Objective:
Without the pictures, output the records below word for word.

Records to process:
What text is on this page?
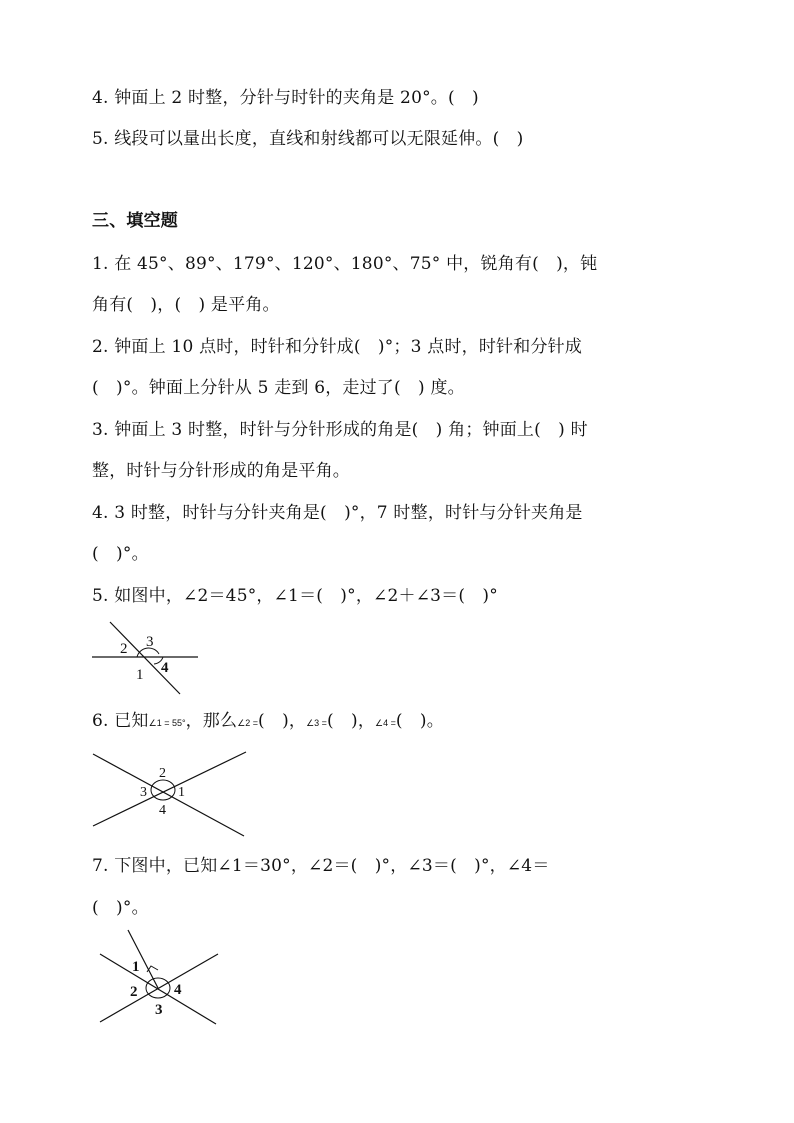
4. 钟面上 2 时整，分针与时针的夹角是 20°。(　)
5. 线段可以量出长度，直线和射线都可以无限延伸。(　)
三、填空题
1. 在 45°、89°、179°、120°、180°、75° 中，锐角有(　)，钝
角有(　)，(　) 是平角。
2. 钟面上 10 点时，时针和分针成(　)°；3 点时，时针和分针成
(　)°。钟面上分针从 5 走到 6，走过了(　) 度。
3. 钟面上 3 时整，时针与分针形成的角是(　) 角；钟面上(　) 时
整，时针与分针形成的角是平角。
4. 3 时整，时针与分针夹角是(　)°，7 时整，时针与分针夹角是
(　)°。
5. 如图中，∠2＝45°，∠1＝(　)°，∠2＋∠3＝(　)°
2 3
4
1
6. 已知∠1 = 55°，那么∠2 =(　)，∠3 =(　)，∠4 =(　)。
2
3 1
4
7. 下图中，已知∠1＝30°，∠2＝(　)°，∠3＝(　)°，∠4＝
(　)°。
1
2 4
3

Result of the task:
What text is on this page?
4. 钟面上 2 时整，分针与时针的夹角是 20°。(　)
5. 线段可以量出长度，直线和射线都可以无限延伸。(　)
三、填空题
1. 在 45°、89°、179°、120°、180°、75° 中，锐角有(　)，钝
角有(　)，(　) 是平角。
2. 钟面上 10 点时，时针和分针成(　)°；3 点时，时针和分针成
(　)°。钟面上分针从 5 走到 6，走过了(　) 度。
3. 钟面上 3 时整，时针与分针形成的角是(　) 角；钟面上(　) 时
整，时针与分针形成的角是平角。
4. 3 时整，时针与分针夹角是(　)°，7 时整，时针与分针夹角是
(　)°。
5. 如图中，∠2＝45°，∠1＝(　)°，∠2＋∠3＝(　)°
2 3
4
1
6. 已知∠1 = 55°，那么∠2 =(　)，∠3 =(　)，∠4 =(　)。
2
3 1
4
7. 下图中，已知∠1＝30°，∠2＝(　)°，∠3＝(　)°，∠4＝
(　)°。
1
2 4
3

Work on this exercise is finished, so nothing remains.